> **Exercise instructions**
What is the count of lines in the listing below that hold the string "linkedin"? Reply with that number alone.

>> Begin Given data

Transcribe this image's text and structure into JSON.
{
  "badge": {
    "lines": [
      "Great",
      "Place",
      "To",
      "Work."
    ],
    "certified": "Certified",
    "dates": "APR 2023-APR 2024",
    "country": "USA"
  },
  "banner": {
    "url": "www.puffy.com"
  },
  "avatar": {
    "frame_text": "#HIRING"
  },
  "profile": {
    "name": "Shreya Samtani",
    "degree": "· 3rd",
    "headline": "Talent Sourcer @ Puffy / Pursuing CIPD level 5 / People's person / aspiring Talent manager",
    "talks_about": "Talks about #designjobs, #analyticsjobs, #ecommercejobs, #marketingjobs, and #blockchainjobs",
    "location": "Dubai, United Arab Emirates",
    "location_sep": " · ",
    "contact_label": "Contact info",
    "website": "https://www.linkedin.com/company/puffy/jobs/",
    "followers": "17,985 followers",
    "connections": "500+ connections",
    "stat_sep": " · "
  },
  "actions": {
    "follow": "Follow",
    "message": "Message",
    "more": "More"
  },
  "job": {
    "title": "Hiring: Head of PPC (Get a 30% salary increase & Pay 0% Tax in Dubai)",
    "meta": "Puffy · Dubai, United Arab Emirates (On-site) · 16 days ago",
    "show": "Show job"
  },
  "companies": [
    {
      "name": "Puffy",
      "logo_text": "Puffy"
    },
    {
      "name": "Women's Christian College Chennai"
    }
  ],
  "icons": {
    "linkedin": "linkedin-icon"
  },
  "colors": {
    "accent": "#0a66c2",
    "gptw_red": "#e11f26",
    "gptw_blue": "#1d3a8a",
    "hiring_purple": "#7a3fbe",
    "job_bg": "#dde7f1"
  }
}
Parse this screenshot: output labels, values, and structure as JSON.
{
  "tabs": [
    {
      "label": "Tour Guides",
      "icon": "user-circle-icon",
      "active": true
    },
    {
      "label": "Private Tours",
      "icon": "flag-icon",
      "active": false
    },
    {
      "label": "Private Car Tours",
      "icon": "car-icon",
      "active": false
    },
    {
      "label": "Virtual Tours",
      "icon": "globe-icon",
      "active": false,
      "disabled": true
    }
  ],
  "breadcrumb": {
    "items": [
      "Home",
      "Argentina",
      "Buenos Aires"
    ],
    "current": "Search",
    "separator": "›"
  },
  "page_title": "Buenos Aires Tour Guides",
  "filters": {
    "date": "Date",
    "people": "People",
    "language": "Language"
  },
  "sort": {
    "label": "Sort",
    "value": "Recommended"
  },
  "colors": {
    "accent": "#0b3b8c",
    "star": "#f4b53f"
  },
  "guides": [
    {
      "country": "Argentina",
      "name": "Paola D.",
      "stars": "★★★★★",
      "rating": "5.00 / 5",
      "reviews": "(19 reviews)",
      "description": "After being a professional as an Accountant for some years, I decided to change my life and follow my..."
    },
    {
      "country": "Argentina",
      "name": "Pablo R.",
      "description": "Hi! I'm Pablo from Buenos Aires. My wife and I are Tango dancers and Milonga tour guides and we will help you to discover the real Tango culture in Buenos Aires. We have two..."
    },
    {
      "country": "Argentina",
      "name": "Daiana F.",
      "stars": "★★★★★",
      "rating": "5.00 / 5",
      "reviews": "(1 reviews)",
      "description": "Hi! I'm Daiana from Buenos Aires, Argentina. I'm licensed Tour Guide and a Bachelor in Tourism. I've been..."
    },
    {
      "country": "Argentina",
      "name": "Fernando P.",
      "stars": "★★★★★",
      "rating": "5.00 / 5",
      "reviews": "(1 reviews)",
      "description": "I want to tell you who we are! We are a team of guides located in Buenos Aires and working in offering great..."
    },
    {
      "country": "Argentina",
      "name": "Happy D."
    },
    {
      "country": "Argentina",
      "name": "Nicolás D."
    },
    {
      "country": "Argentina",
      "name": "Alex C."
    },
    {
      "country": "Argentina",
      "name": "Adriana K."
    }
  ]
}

>> End Given data

> **Exercise response**
2